- Material supplied:
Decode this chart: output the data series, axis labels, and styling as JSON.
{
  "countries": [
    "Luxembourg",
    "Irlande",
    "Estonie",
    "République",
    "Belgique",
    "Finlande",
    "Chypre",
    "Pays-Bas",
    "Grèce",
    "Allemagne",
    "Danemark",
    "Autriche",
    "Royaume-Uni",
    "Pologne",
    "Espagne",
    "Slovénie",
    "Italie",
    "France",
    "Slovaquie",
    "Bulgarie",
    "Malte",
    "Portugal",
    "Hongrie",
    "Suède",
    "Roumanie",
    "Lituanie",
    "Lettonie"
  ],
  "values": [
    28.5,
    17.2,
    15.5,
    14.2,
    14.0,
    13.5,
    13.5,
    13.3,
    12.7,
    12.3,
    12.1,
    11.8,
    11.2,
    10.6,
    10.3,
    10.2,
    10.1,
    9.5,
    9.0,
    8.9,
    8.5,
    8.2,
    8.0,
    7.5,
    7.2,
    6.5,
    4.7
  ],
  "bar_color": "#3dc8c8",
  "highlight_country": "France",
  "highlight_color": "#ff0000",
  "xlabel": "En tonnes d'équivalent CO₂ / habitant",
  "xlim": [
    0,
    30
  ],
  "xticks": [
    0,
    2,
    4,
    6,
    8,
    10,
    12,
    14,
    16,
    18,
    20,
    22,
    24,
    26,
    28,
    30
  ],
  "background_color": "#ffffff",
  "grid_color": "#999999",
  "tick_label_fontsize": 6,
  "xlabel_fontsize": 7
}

- What you are asked to do:
Give back each line above precisely as it stands.

- Output of the task:
Decode this chart: output the data series, axis labels, and styling as JSON.
{
  "countries": [
    "Luxembourg",
    "Irlande",
    "Estonie",
    "République",
    "Belgique",
    "Finlande",
    "Chypre",
    "Pays-Bas",
    "Grèce",
    "Allemagne",
    "Danemark",
    "Autriche",
    "Royaume-Uni",
    "Pologne",
    "Espagne",
    "Slovénie",
    "Italie",
    "France",
    "Slovaquie",
    "Bulgarie",
    "Malte",
    "Portugal",
    "Hongrie",
    "Suède",
    "Roumanie",
    "Lituanie",
    "Lettonie"
  ],
  "values": [
    28.5,
    17.2,
    15.5,
    14.2,
    14.0,
    13.5,
    13.5,
    13.3,
    12.7,
    12.3,
    12.1,
    11.8,
    11.2,
    10.6,
    10.3,
    10.2,
    10.1,
    9.5,
    9.0,
    8.9,
    8.5,
    8.2,
    8.0,
    7.5,
    7.2,
    6.5,
    4.7
  ],
  "bar_color": "#3dc8c8",
  "highlight_country": "France",
  "highlight_color": "#ff0000",
  "xlabel": "En tonnes d'équivalent CO₂ / habitant",
  "xlim": [
    0,
    30
  ],
  "xticks": [
    0,
    2,
    4,
    6,
    8,
    10,
    12,
    14,
    16,
    18,
    20,
    22,
    24,
    26,
    28,
    30
  ],
  "background_color": "#ffffff",
  "grid_color": "#999999",
  "tick_label_fontsize": 6,
  "xlabel_fontsize": 7
}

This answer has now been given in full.